Work required:
Copy every record below, exactly as written.

╭─ Dataset

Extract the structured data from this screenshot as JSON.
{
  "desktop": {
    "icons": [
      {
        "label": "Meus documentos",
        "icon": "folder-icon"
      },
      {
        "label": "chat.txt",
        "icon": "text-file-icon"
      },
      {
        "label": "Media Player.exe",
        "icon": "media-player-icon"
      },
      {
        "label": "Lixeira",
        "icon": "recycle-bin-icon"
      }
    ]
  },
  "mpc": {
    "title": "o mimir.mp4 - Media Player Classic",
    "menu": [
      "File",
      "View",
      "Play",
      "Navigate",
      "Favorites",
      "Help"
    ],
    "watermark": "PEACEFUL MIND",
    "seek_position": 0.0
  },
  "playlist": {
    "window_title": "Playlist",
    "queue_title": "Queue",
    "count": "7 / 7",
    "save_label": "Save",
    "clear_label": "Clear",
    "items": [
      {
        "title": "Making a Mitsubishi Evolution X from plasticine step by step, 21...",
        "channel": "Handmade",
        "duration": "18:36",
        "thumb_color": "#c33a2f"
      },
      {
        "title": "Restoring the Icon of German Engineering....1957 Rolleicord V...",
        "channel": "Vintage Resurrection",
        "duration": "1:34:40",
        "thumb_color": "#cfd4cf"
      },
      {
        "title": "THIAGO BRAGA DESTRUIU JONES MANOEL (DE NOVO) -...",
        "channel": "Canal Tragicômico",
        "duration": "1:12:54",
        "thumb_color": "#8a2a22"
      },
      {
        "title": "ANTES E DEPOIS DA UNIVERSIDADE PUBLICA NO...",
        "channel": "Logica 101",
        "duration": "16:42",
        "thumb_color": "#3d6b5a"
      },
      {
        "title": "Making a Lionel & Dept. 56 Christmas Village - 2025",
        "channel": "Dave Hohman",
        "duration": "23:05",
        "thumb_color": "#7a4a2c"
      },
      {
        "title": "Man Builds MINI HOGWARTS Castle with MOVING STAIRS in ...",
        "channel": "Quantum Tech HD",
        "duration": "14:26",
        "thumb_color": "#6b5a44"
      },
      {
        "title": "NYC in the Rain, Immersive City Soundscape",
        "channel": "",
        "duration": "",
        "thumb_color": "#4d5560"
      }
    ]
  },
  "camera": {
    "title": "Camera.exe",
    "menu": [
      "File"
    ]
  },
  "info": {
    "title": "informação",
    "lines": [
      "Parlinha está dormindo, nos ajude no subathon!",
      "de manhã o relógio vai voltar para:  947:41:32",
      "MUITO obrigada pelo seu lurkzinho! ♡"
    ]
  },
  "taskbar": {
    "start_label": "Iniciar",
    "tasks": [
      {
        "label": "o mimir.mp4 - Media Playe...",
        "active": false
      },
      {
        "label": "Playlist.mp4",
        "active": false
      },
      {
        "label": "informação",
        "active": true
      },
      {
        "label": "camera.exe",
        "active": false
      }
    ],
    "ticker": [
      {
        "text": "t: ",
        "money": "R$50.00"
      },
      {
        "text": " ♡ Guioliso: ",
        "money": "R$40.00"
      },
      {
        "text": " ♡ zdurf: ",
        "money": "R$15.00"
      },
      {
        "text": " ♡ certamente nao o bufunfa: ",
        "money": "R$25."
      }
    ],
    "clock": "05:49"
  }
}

╰─

In response:
Extract the structured data from this screenshot as JSON.
{
  "desktop": {
    "icons": [
      {
        "label": "Meus documentos",
        "icon": "folder-icon"
      },
      {
        "label": "chat.txt",
        "icon": "text-file-icon"
      },
      {
        "label": "Media Player.exe",
        "icon": "media-player-icon"
      },
      {
        "label": "Lixeira",
        "icon": "recycle-bin-icon"
      }
    ]
  },
  "mpc": {
    "title": "o mimir.mp4 - Media Player Classic",
    "menu": [
      "File",
      "View",
      "Play",
      "Navigate",
      "Favorites",
      "Help"
    ],
    "watermark": "PEACEFUL MIND",
    "seek_position": 0.0
  },
  "playlist": {
    "window_title": "Playlist",
    "queue_title": "Queue",
    "count": "7 / 7",
    "save_label": "Save",
    "clear_label": "Clear",
    "items": [
      {
        "title": "Making a Mitsubishi Evolution X from plasticine step by step, 21...",
        "channel": "Handmade",
        "duration": "18:36",
        "thumb_color": "#c33a2f"
      },
      {
        "title": "Restoring the Icon of German Engineering....1957 Rolleicord V...",
        "channel": "Vintage Resurrection",
        "duration": "1:34:40",
        "thumb_color": "#cfd4cf"
      },
      {
        "title": "THIAGO BRAGA DESTRUIU JONES MANOEL (DE NOVO) -...",
        "channel": "Canal Tragicômico",
        "duration": "1:12:54",
        "thumb_color": "#8a2a22"
      },
      {
        "title": "ANTES E DEPOIS DA UNIVERSIDADE PUBLICA NO...",
        "channel": "Logica 101",
        "duration": "16:42",
        "thumb_color": "#3d6b5a"
      },
      {
        "title": "Making a Lionel & Dept. 56 Christmas Village - 2025",
        "channel": "Dave Hohman",
        "duration": "23:05",
        "thumb_color": "#7a4a2c"
      },
      {
        "title": "Man Builds MINI HOGWARTS Castle with MOVING STAIRS in ...",
        "channel": "Quantum Tech HD",
        "duration": "14:26",
        "thumb_color": "#6b5a44"
      },
      {
        "title": "NYC in the Rain, Immersive City Soundscape",
        "channel": "",
        "duration": "",
        "thumb_color": "#4d5560"
      }
    ]
  },
  "camera": {
    "title": "Camera.exe",
    "menu": [
      "File"
    ]
  },
  "info": {
    "title": "informação",
    "lines": [
      "Parlinha está dormindo, nos ajude no subathon!",
      "de manhã o relógio vai voltar para:  947:41:32",
      "MUITO obrigada pelo seu lurkzinho! ♡"
    ]
  },
  "taskbar": {
    "start_label": "Iniciar",
    "tasks": [
      {
        "label": "o mimir.mp4 - Media Playe...",
        "active": false
      },
      {
        "label": "Playlist.mp4",
        "active": false
      },
      {
        "label": "informação",
        "active": true
      },
      {
        "label": "camera.exe",
        "active": false
      }
    ],
    "ticker": [
      {
        "text": "t: ",
        "money": "R$50.00"
      },
      {
        "text": " ♡ Guioliso: ",
        "money": "R$40.00"
      },
      {
        "text": " ♡ zdurf: ",
        "money": "R$15.00"
      },
      {
        "text": " ♡ certamente nao o bufunfa: ",
        "money": "R$25."
      }
    ],
    "clock": "05:49"
  }
}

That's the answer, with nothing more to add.